======== Trecho citado ========

A aposentada Maria Irlete Luiz, 68 anos, caminha pela calçada da Avenida Barão do Rio Branco, em Rio do Sul, Santa Catarina, com os cabelos desgrenhados e o rosto enfiado no peito para esconder o semblante abatido. Não consegue entender como o irmão, Francisco Wanderley Luiz, 59 anos, lançara bombas contra o Supremo Tribunal Federal (STF) e finalizara o ato de terrorismo explodindo a si mesmo menos de 48 horas antes. Até então, apesar de manifestar opiniões políticas alinhadas à extrema-direita, era visto como um sujeito tranquilo, simpático e de vida pacata.
— Nós ficamos tão surpresos quanto vocês. Estamos arrasados com toda essa situação. Jamais imaginamos que chegaria a um extremo desses — confidencia Maria Irlete a Zero Hora diante do terreno onde Luiz, mais conhecido na cidade como Tiu França, vivia antes de se instalar em Ceilândia e acertar os últimos detalhes do atentado que chocou o município de 72 mil habitantes no Alto Vale do Itajaí.
Há muitas hipóteses para tentar explicar a conversão de França ao radicalismo político, embora nenhum dos vizinhos e amigos consultados por ZH nesta sexta-feira (15) acredite que qualquer uma delas seria forte o suficiente para esclarecer em definitivo a metamorfose do empresário em terrorista.

======== Material apresentado ========

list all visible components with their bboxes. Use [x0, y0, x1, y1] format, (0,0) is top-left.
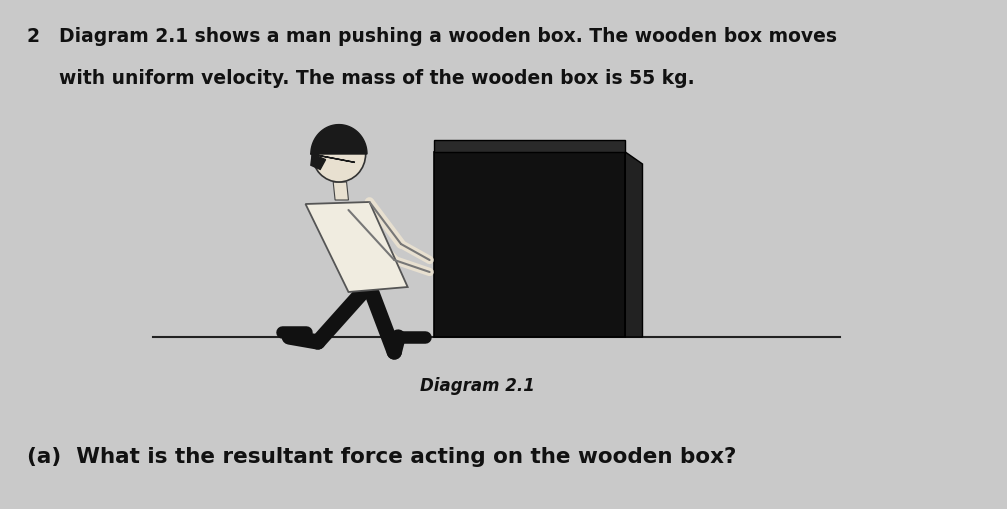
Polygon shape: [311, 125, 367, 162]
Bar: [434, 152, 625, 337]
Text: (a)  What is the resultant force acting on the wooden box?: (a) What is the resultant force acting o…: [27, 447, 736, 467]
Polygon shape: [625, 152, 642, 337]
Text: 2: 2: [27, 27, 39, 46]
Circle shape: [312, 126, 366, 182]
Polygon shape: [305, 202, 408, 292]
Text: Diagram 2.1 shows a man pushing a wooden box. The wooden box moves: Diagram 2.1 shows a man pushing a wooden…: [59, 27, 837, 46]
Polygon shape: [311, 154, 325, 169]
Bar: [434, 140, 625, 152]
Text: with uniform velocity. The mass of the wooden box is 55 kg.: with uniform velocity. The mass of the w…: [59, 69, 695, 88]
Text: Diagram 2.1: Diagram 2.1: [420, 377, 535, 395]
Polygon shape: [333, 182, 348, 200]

========
======== Material apresentado ========

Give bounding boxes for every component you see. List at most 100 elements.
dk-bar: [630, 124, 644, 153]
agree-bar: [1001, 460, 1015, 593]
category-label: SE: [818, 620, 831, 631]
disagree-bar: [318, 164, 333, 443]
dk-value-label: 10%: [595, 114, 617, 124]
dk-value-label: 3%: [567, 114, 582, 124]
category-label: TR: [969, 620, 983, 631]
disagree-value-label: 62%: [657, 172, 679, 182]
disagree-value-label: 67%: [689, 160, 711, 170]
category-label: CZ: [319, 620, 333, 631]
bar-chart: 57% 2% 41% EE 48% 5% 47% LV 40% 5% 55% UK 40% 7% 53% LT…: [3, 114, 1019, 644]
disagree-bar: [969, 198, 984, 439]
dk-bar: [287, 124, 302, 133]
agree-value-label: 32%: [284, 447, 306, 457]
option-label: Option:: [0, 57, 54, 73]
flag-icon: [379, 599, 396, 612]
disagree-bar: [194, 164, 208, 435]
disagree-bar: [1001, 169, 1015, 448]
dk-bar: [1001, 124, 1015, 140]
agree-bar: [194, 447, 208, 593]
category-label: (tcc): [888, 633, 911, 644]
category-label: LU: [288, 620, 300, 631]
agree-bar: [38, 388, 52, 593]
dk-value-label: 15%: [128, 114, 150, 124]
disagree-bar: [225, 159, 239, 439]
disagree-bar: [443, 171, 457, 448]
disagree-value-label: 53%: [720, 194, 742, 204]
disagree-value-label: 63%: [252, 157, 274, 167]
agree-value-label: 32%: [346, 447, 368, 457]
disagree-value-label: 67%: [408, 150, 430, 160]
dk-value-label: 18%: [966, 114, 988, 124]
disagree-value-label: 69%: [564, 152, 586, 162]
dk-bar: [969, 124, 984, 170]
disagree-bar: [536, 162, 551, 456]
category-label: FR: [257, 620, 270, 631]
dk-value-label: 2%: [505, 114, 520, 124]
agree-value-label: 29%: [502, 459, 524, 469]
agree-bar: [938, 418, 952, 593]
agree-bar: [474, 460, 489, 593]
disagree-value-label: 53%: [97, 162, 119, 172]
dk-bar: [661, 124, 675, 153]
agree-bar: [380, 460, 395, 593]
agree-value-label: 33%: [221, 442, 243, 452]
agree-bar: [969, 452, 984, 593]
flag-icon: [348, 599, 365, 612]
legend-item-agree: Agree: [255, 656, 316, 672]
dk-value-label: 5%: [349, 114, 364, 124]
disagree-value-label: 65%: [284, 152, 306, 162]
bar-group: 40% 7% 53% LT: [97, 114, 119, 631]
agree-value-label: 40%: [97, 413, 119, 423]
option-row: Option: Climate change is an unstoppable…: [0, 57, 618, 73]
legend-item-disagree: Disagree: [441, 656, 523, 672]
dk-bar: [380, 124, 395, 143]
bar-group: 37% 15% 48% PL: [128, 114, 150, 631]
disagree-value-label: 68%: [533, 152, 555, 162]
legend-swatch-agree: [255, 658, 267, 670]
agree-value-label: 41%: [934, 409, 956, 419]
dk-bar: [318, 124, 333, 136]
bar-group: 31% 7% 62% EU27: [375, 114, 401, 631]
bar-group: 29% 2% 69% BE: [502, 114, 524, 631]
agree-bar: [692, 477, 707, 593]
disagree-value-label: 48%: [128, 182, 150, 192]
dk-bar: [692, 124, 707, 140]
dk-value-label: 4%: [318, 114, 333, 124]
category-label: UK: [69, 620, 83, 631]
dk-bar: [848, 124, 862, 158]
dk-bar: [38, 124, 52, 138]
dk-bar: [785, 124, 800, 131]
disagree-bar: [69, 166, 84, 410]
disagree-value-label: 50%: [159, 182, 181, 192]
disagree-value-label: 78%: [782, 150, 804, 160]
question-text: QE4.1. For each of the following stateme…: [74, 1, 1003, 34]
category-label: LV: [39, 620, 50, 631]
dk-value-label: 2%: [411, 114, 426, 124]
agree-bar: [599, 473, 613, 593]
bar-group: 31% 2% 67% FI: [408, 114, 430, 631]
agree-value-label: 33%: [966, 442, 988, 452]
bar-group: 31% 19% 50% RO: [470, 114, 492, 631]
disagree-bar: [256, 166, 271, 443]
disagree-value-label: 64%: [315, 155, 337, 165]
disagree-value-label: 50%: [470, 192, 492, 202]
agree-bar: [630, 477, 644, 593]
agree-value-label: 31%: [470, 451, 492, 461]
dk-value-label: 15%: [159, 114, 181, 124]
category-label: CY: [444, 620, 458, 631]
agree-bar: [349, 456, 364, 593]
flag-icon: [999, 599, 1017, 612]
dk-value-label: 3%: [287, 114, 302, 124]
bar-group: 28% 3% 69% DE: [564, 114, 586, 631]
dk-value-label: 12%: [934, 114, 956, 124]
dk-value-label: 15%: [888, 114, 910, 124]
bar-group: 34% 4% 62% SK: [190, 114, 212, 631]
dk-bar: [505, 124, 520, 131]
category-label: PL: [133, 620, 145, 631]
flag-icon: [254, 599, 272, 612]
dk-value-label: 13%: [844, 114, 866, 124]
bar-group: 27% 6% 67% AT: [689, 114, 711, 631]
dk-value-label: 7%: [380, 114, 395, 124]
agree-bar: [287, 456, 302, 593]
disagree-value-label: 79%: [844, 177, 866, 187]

========

> Exercício 1
Segundo a reportagem, responda:
(a) Quantos anos tem Maria Irlete Luiz?
(b) Por qual apelido Francisco Wanderley Luiz era mais conhecido na cidade?
(c) Quantos habitantes tem o município que o atentado chocou?
> Exercício 2
Transcreva da reportagem tudo o que vai de "A aposentada Maria" até "de vida pacata.".
Responda usando somente a reportagem, sem recorrer ao material.

> Resposta completa 1
(a) 68 anos.
(b) Tiu França.
(c) 72 mil habitantes.

> Resposta completa 2
A aposentada Maria Irlete Luiz, 68 anos, caminha pela calçada da Avenida Barão do Rio Branco, em Rio do Sul, Santa Catarina, com os cabelos desgrenhados e o rosto enfiado no peito para esconder o semblante abatido. Não consegue entender como o irmão, Francisco Wanderley Luiz, 59 anos, lançara bombas contra o Supremo Tribunal Federal (STF) e finalizara o ato de terrorismo explodindo a si mesmo menos de 48 horas antes. Até então, apesar de manifestar opiniões políticas alinhadas à extrema-direita, era visto como um sujeito tranquilo, simpático e de vida pacata.